**INSTRUCTIONS FOR THE TASK:**
Reproduce the entries from their first line through the line containing "pie-slice: [285, 103, 490, 505]", changing every "x-tick-label" to "category-label" and leaving all else as is.

**AVAILABLE RECORDS:**
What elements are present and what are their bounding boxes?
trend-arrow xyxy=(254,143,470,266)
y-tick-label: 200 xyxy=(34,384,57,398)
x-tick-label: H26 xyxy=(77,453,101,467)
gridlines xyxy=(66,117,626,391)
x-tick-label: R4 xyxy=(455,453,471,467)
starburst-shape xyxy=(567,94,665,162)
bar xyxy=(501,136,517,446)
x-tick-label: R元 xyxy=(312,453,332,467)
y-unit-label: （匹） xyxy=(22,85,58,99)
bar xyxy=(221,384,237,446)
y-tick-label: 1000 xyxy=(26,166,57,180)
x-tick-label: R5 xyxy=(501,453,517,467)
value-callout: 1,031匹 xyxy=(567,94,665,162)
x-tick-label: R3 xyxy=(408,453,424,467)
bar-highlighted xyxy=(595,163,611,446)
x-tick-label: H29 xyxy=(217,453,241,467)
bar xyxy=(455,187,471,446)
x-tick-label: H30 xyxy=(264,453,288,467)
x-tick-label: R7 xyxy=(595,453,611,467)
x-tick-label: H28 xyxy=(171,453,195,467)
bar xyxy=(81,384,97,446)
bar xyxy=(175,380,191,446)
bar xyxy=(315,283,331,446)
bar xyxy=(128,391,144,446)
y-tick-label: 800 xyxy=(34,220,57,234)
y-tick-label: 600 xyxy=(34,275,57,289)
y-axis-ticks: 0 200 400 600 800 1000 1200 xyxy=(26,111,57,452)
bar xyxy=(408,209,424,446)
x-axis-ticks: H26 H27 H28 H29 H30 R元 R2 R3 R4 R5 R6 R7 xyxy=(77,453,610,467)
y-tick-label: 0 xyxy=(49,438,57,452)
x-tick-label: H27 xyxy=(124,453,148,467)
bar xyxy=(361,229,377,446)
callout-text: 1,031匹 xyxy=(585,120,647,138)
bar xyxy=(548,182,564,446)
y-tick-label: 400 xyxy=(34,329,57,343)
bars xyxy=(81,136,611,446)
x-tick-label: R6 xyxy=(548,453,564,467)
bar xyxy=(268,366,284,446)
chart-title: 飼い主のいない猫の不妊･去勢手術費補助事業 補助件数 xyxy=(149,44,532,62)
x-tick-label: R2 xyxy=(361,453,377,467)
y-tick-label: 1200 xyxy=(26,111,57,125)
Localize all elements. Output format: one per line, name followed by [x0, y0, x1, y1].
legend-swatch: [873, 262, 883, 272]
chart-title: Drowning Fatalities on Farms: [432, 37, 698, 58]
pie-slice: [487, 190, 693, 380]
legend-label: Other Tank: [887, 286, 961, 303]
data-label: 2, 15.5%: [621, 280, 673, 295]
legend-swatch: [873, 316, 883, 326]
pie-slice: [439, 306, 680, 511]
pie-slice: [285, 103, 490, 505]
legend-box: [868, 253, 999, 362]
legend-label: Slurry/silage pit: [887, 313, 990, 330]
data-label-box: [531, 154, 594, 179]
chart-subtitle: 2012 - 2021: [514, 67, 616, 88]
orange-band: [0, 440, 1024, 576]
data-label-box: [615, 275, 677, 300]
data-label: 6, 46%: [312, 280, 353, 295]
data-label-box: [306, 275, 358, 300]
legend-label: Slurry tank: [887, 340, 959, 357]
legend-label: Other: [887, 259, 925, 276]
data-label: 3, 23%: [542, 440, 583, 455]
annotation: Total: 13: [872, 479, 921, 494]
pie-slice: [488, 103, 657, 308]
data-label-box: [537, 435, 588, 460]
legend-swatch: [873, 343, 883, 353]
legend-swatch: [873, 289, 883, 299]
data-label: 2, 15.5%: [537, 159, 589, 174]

**WRITTEN RESPONSE:**
What elements are present and what are their bounding boxes?
trend-arrow xyxy=(254,143,470,266)
y-tick-label: 200 xyxy=(34,384,57,398)
category-label: H26 xyxy=(77,453,101,467)
gridlines xyxy=(66,117,626,391)
category-label: R4 xyxy=(455,453,471,467)
starburst-shape xyxy=(567,94,665,162)
bar xyxy=(501,136,517,446)
category-label: R元 xyxy=(312,453,332,467)
y-unit-label: （匹） xyxy=(22,85,58,99)
bar xyxy=(221,384,237,446)
y-tick-label: 1000 xyxy=(26,166,57,180)
category-label: R5 xyxy=(501,453,517,467)
value-callout: 1,031匹 xyxy=(567,94,665,162)
category-label: R3 xyxy=(408,453,424,467)
bar-highlighted xyxy=(595,163,611,446)
category-label: H29 xyxy=(217,453,241,467)
bar xyxy=(455,187,471,446)
category-label: H30 xyxy=(264,453,288,467)
category-label: R7 xyxy=(595,453,611,467)
category-label: H28 xyxy=(171,453,195,467)
bar xyxy=(81,384,97,446)
bar xyxy=(175,380,191,446)
bar xyxy=(315,283,331,446)
bar xyxy=(128,391,144,446)
y-tick-label: 800 xyxy=(34,220,57,234)
y-tick-label: 600 xyxy=(34,275,57,289)
y-axis-ticks: 0 200 400 600 800 1000 1200 xyxy=(26,111,57,452)
bar xyxy=(408,209,424,446)
x-axis-ticks: H26 H27 H28 H29 H30 R元 R2 R3 R4 R5 R6 R7 xyxy=(77,453,610,467)
y-tick-label: 0 xyxy=(49,438,57,452)
category-label: H27 xyxy=(124,453,148,467)
bar xyxy=(361,229,377,446)
callout-text: 1,031匹 xyxy=(585,120,647,138)
bar xyxy=(548,182,564,446)
y-tick-label: 400 xyxy=(34,329,57,343)
bars xyxy=(81,136,611,446)
category-label: R6 xyxy=(548,453,564,467)
bar xyxy=(268,366,284,446)
chart-title: 飼い主のいない猫の不妊･去勢手術費補助事業 補助件数 xyxy=(149,44,532,62)
category-label: R2 xyxy=(361,453,377,467)
y-tick-label: 1200 xyxy=(26,111,57,125)
Localize all elements. Output format: one per line, name followed by [x0, y0, x1, y1].
legend-swatch: [873, 262, 883, 272]
chart-title: Drowning Fatalities on Farms: [432, 37, 698, 58]
pie-slice: [487, 190, 693, 380]
legend-label: Other Tank: [887, 286, 961, 303]
data-label: 2, 15.5%: [621, 280, 673, 295]
legend-swatch: [873, 316, 883, 326]
pie-slice: [439, 306, 680, 511]
pie-slice: [285, 103, 490, 505]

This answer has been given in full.